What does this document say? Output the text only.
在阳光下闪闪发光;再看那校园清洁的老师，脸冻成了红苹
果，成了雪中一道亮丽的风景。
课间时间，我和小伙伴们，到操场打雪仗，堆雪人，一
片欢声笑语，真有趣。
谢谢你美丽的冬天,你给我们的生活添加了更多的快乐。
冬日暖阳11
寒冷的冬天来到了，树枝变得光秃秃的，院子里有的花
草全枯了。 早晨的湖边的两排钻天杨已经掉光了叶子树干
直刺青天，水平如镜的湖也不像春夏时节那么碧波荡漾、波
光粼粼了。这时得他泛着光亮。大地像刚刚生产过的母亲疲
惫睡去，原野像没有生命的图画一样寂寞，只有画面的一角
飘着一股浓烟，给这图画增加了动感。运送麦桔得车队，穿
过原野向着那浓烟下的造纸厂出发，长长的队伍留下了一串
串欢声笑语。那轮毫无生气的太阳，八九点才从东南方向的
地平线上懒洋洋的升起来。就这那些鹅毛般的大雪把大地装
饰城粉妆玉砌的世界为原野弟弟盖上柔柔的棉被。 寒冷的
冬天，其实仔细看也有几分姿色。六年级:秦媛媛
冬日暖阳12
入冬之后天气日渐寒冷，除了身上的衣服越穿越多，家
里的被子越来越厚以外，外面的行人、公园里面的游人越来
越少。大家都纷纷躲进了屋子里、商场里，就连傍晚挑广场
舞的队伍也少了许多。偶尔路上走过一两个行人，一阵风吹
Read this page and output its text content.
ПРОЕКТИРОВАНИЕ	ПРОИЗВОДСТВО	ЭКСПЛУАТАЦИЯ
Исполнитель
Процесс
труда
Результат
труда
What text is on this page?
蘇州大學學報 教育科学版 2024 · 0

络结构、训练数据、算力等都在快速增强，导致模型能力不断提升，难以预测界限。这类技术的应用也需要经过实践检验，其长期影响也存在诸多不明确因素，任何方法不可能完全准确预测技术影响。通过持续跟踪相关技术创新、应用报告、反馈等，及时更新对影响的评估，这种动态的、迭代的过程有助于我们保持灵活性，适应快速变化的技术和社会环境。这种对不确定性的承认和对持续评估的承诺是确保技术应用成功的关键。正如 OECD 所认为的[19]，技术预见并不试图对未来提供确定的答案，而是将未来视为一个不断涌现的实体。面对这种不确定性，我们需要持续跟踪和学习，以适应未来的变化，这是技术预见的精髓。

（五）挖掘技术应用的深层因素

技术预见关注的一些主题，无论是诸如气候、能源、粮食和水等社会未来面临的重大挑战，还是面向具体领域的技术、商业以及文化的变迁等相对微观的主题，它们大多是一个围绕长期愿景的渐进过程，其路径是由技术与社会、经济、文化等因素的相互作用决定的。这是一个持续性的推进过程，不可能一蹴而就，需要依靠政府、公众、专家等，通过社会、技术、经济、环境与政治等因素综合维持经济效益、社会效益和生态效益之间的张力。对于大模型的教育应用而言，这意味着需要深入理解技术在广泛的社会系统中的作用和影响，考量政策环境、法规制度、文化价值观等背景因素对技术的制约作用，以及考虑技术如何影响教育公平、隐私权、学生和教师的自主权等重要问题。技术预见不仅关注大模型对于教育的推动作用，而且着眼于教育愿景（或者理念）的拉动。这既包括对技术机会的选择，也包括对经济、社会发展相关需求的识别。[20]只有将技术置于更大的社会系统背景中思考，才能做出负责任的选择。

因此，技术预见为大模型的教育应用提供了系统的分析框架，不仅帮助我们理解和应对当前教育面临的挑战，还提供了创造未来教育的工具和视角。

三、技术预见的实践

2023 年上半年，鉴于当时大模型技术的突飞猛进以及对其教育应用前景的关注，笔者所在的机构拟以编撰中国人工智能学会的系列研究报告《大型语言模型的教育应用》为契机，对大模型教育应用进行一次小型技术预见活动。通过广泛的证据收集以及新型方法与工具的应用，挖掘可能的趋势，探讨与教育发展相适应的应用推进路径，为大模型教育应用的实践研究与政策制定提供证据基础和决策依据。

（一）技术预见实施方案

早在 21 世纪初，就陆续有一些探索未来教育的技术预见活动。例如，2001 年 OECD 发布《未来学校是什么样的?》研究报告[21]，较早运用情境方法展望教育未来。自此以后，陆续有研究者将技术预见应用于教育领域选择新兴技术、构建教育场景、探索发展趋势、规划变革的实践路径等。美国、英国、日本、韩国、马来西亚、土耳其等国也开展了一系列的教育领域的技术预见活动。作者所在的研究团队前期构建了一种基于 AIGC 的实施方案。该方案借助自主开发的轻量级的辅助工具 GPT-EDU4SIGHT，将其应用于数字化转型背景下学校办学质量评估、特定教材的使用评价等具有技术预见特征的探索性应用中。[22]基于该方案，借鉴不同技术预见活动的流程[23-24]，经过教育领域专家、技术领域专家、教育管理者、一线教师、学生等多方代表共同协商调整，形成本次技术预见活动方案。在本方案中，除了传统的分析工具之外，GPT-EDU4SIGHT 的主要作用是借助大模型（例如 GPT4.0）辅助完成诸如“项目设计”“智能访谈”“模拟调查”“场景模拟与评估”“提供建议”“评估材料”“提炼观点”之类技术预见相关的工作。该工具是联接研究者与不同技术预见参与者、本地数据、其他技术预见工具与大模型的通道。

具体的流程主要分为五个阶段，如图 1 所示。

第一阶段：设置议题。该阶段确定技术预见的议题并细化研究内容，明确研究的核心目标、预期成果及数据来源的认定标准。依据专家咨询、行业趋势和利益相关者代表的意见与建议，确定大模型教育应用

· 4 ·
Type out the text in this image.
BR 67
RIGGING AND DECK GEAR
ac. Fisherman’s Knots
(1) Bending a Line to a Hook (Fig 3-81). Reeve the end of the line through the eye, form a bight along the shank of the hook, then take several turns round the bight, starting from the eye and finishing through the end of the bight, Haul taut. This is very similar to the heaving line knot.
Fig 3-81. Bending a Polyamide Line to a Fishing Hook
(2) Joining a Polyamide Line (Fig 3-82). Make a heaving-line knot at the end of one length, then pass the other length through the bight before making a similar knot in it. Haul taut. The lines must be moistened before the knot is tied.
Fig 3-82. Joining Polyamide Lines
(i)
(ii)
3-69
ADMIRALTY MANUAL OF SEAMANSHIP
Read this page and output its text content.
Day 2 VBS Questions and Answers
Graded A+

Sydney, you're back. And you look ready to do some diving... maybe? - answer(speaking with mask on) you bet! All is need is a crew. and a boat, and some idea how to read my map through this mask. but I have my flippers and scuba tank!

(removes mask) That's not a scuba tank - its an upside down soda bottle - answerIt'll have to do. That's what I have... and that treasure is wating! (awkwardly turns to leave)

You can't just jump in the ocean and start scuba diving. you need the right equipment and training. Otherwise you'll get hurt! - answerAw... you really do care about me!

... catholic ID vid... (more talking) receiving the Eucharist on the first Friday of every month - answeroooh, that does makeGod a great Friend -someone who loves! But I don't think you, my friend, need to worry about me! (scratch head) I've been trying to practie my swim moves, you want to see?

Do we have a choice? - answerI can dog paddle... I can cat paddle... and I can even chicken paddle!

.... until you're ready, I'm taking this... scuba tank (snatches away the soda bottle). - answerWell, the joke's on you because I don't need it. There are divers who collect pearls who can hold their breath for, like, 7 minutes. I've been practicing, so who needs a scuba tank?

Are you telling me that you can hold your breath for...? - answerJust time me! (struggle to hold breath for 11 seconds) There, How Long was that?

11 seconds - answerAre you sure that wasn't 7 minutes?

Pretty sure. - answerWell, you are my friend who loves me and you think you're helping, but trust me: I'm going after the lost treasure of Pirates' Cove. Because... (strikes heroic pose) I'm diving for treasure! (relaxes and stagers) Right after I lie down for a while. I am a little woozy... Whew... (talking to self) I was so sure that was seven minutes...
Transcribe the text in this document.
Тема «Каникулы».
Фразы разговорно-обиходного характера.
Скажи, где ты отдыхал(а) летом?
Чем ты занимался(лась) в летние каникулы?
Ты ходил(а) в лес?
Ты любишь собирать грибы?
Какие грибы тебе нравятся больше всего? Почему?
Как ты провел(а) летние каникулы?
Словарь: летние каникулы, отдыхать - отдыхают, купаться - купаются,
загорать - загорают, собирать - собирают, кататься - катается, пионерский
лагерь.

▸ **What is needed**:
Each line with the string "breath" in it needs to be found and copied.

▸ **Task answer**:
.... until you're ready, I'm taking this... scuba tank (snatches away the soda bottle). - answerWell, the joke's on you because I don't need it. There are divers who collect pearls who can hold their breath for, like, 7 minutes. I've been practicing, so who needs a scuba tank?
Are you telling me that you can hold your breath for...? - answerJust time me! (struggle to hold breath for 11 seconds) There, How Long was that?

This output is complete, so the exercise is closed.